* Material shown:
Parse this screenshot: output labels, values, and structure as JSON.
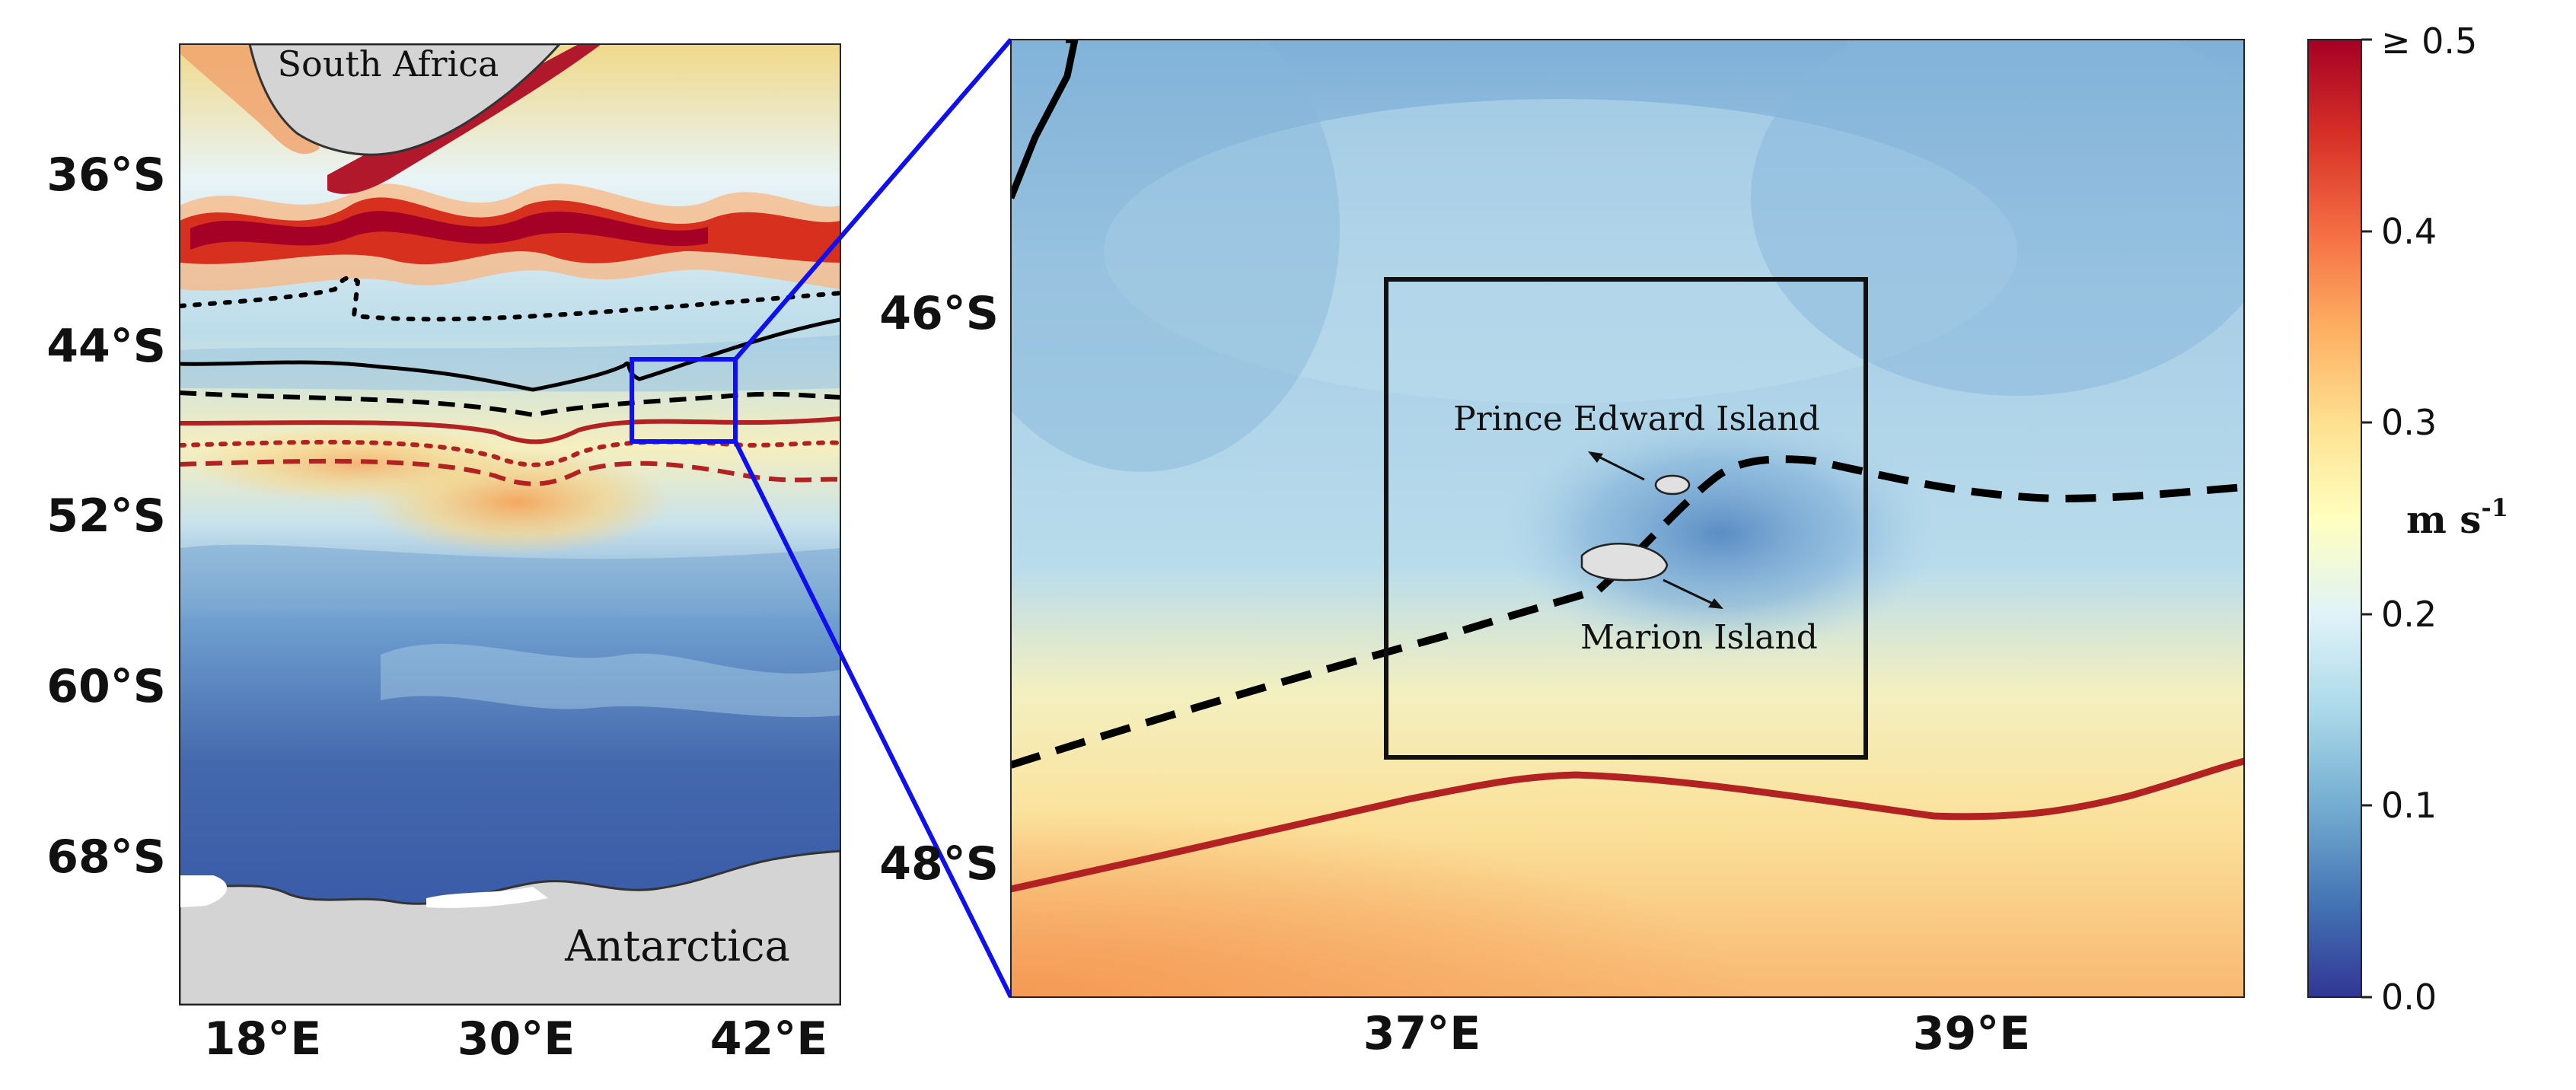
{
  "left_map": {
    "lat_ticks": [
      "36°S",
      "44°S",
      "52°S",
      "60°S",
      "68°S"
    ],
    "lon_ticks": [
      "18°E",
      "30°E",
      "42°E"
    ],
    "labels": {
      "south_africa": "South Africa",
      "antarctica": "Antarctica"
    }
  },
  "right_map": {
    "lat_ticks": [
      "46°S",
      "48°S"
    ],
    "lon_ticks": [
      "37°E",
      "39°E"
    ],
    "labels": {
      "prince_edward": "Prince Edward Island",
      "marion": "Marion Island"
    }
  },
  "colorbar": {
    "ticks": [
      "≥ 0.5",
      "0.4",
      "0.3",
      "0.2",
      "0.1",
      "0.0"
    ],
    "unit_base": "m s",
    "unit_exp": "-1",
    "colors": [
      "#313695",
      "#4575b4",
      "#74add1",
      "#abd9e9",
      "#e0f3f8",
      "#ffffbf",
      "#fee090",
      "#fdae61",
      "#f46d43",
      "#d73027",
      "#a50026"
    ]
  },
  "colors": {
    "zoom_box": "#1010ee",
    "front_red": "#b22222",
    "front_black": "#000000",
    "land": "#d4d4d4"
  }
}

...

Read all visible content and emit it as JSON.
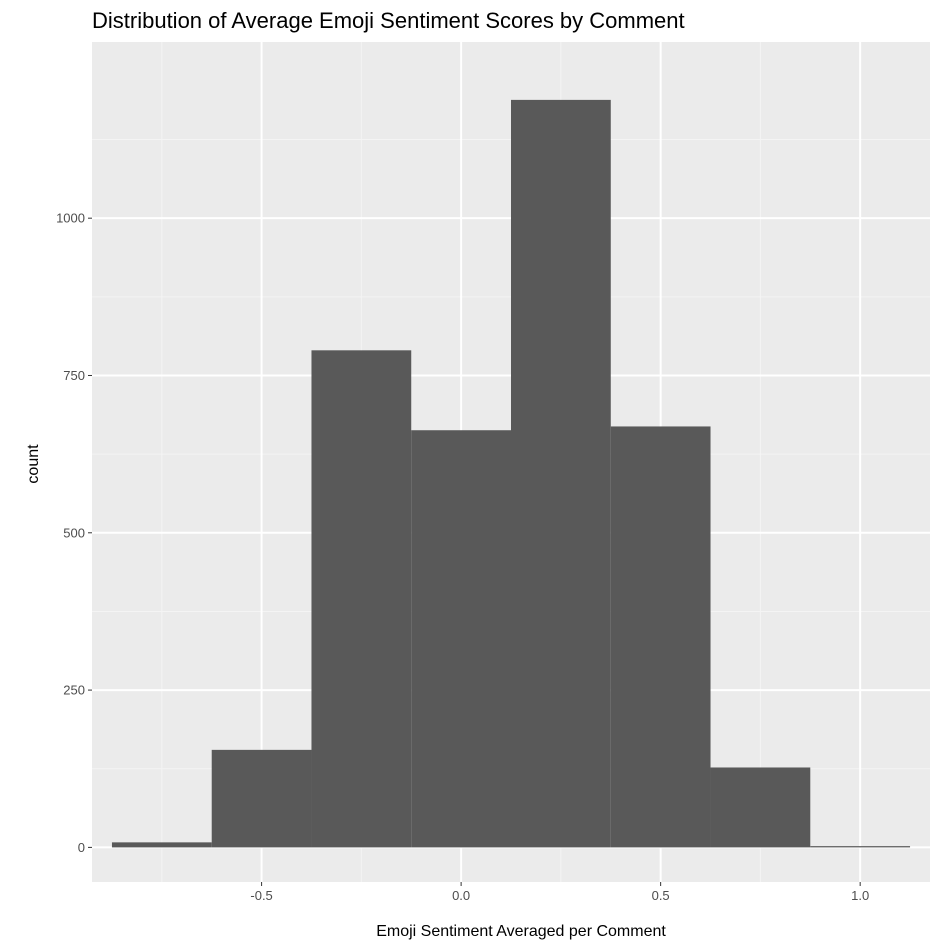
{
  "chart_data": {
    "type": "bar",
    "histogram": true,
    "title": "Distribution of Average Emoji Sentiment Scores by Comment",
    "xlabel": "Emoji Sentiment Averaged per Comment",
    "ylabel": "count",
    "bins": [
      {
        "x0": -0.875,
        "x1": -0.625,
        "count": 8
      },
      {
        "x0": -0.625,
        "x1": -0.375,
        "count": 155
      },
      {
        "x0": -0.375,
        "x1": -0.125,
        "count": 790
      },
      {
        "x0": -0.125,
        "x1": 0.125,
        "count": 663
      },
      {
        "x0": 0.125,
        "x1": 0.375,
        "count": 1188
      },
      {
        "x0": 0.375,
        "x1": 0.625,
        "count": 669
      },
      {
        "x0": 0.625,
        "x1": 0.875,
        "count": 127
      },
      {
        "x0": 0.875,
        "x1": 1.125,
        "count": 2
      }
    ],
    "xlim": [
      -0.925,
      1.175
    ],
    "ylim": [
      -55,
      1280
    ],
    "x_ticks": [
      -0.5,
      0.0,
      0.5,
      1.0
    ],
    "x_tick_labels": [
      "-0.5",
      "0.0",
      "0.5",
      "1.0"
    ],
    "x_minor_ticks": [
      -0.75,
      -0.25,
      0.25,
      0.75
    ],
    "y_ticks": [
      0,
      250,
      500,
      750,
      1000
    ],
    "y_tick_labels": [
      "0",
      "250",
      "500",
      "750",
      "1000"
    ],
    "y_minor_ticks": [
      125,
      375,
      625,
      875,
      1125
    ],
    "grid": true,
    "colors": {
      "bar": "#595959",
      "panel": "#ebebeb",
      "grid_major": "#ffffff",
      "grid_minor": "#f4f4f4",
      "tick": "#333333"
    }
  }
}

* What you should do:
From the records above, pull out each line that has "count".

* Completed task:
    "ylabel": "count",
        "count": 8
        "count": 155
        "count": 790
        "count": 663
        "count": 1188
        "count": 669
        "count": 127
        "count": 2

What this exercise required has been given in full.